▶ To be done:
Can you output the records below exactly as they are written?

▶ Input material:
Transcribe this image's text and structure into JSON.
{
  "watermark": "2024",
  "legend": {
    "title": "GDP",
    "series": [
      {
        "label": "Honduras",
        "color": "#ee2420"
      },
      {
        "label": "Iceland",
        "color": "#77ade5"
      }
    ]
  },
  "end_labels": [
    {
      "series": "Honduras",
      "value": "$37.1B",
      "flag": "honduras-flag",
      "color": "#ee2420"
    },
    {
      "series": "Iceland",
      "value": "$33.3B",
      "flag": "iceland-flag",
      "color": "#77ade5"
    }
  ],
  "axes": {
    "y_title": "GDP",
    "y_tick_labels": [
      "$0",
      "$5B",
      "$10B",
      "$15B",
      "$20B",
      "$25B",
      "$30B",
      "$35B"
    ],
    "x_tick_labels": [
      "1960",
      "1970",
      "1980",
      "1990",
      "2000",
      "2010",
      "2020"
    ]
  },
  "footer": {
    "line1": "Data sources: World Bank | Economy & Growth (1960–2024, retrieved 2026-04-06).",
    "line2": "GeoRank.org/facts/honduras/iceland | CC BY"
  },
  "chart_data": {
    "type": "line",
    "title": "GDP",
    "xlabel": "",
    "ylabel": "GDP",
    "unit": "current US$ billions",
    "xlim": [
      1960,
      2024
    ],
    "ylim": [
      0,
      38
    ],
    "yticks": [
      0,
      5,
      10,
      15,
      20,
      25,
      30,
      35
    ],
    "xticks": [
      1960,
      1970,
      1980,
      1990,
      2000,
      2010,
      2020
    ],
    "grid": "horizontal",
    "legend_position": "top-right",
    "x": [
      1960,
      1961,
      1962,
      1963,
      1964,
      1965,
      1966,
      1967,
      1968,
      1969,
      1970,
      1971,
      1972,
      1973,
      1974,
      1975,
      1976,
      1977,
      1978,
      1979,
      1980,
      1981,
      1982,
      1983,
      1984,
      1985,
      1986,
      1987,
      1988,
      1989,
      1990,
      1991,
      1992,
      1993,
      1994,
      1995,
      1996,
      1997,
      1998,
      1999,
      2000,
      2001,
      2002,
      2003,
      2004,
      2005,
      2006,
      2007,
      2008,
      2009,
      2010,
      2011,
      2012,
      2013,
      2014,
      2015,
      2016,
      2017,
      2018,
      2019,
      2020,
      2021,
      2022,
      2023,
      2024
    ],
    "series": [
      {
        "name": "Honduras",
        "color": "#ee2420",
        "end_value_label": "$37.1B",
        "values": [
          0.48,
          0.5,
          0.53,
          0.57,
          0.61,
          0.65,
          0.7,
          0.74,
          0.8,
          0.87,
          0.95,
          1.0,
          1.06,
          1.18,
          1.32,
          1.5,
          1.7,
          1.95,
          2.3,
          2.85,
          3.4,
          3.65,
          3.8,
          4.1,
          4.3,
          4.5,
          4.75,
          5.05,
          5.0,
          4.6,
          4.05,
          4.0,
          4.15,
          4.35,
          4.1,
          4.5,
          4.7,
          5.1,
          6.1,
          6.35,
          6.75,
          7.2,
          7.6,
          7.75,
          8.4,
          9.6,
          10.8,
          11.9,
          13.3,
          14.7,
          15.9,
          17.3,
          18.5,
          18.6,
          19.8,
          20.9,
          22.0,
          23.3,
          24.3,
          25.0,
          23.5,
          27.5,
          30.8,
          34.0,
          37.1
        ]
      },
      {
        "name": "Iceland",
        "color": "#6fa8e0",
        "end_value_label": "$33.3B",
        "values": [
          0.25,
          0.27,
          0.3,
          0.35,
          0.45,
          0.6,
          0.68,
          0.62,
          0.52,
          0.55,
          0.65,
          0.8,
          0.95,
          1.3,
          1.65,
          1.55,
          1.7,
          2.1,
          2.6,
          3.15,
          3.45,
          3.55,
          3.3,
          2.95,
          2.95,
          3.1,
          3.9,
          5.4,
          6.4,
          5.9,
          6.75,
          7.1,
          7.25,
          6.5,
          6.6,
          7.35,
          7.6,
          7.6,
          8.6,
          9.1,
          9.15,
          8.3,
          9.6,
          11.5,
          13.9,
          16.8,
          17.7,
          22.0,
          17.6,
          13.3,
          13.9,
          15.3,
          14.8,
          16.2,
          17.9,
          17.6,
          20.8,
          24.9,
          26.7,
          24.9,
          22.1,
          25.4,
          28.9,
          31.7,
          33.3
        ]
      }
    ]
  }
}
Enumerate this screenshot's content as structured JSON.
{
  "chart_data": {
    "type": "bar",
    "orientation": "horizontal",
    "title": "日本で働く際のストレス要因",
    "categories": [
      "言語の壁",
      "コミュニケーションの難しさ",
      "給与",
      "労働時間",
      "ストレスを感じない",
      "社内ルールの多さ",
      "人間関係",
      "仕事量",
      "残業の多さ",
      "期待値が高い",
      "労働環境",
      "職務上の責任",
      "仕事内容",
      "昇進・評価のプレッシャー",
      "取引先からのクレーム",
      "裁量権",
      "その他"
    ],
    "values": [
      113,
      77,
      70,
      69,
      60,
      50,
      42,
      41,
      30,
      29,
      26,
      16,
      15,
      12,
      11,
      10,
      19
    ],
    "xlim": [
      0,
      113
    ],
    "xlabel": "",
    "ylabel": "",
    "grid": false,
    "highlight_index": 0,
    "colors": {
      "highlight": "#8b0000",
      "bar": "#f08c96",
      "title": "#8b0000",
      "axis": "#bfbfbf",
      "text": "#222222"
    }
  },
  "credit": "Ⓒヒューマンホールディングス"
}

▶ Response to the exercise:
Transcribe this image's text and structure into JSON.
{
  "watermark": "2024",
  "legend": {
    "title": "GDP",
    "series": [
      {
        "label": "Honduras",
        "color": "#ee2420"
      },
      {
        "label": "Iceland",
        "color": "#77ade5"
      }
    ]
  },
  "end_labels": [
    {
      "series": "Honduras",
      "value": "$37.1B",
      "flag": "honduras-flag",
      "color": "#ee2420"
    },
    {
      "series": "Iceland",
      "value": "$33.3B",
      "flag": "iceland-flag",
      "color": "#77ade5"
    }
  ],
  "axes": {
    "y_title": "GDP",
    "y_tick_labels": [
      "$0",
      "$5B",
      "$10B",
      "$15B",
      "$20B",
      "$25B",
      "$30B",
      "$35B"
    ],
    "x_tick_labels": [
      "1960",
      "1970",
      "1980",
      "1990",
      "2000",
      "2010",
      "2020"
    ]
  },
  "footer": {
    "line1": "Data sources: World Bank | Economy & Growth (1960–2024, retrieved 2026-04-06).",
    "line2": "GeoRank.org/facts/honduras/iceland | CC BY"
  },
  "chart_data": {
    "type": "line",
    "title": "GDP",
    "xlabel": "",
    "ylabel": "GDP",
    "unit": "current US$ billions",
    "xlim": [
      1960,
      2024
    ],
    "ylim": [
      0,
      38
    ],
    "yticks": [
      0,
      5,
      10,
      15,
      20,
      25,
      30,
      35
    ],
    "xticks": [
      1960,
      1970,
      1980,
      1990,
      2000,
      2010,
      2020
    ],
    "grid": "horizontal",
    "legend_position": "top-right",
    "x": [
      1960,
      1961,
      1962,
      1963,
      1964,
      1965,
      1966,
      1967,
      1968,
      1969,
      1970,
      1971,
      1972,
      1973,
      1974,
      1975,
      1976,
      1977,
      1978,
      1979,
      1980,
      1981,
      1982,
      1983,
      1984,
      1985,
      1986,
      1987,
      1988,
      1989,
      1990,
      1991,
      1992,
      1993,
      1994,
      1995,
      1996,
      1997,
      1998,
      1999,
      2000,
      2001,
      2002,
      2003,
      2004,
      2005,
      2006,
      2007,
      2008,
      2009,
      2010,
      2011,
      2012,
      2013,
      2014,
      2015,
      2016,
      2017,
      2018,
      2019,
      2020,
      2021,
      2022,
      2023,
      2024
    ],
    "series": [
      {
        "name": "Honduras",
        "color": "#ee2420",
        "end_value_label": "$37.1B",
        "values": [
          0.48,
          0.5,
          0.53,
          0.57,
          0.61,
          0.65,
          0.7,
          0.74,
          0.8,
          0.87,
          0.95,
          1.0,
          1.06,
          1.18,
          1.32,
          1.5,
          1.7,
          1.95,
          2.3,
          2.85,
          3.4,
          3.65,
          3.8,
          4.1,
          4.3,
          4.5,
          4.75,
          5.05,
          5.0,
          4.6,
          4.05,
          4.0,
          4.15,
          4.35,
          4.1,
          4.5,
          4.7,
          5.1,
          6.1,
          6.35,
          6.75,
          7.2,
          7.6,
          7.75,
          8.4,
          9.6,
          10.8,
          11.9,
          13.3,
          14.7,
          15.9,
          17.3,
          18.5,
          18.6,
          19.8,
          20.9,
          22.0,
          23.3,
          24.3,
          25.0,
          23.5,
          27.5,
          30.8,
          34.0,
          37.1
        ]
      },
      {
        "name": "Iceland",
        "color": "#6fa8e0",
        "end_value_label": "$33.3B",
        "values": [
          0.25,
          0.27,
          0.3,
          0.35,
          0.45,
          0.6,
          0.68,
          0.62,
          0.52,
          0.55,
          0.65,
          0.8,
          0.95,
          1.3,
          1.65,
          1.55,
          1.7,
          2.1,
          2.6,
          3.15,
          3.45,
          3.55,
          3.3,
          2.95,
          2.95,
          3.1,
          3.9,
          5.4,
          6.4,
          5.9,
          6.75,
          7.1,
          7.25,
          6.5,
          6.6,
          7.35,
          7.6,
          7.6,
          8.6,
          9.1,
          9.15,
          8.3,
          9.6,
          11.5,
          13.9,
          16.8,
          17.7,
          22.0,
          17.6,
          13.3,
          13.9,
          15.3,
          14.8,
          16.2,
          17.9,
          17.6,
          20.8,
          24.9,
          26.7,
          24.9,
          22.1,
          25.4,
          28.9,
          31.7,
          33.3
        ]
      }
    ]
  }
}
Enumerate this screenshot's content as structured JSON.
{
  "chart_data": {
    "type": "bar",
    "orientation": "horizontal",
    "title": "日本で働く際のストレス要因",
    "categories": [
      "言語の壁",
      "コミュニケーションの難しさ",
      "給与",
      "労働時間",
      "ストレスを感じない",
      "社内ルールの多さ",
      "人間関係",
      "仕事量",
      "残業の多さ",
      "期待値が高い",
      "労働環境",
      "職務上の責任",
      "仕事内容",
      "昇進・評価のプレッシャー",
      "取引先からのクレーム",
      "裁量権",
      "その他"
    ],
    "values": [
      113,
      77,
      70,
      69,
      60,
      50,
      42,
      41,
      30,
      29,
      26,
      16,
      15,
      12,
      11,
      10,
      19
    ],
    "xlim": [
      0,
      113
    ],
    "xlabel": "",
    "ylabel": "",
    "grid": false,
    "highlight_index": 0,
    "colors": {
      "highlight": "#8b0000",
      "bar": "#f08c96",
      "title": "#8b0000",
      "axis": "#bfbfbf",
      "text": "#222222"
    }
  },
  "credit": "Ⓒヒューマンホールディングス"
}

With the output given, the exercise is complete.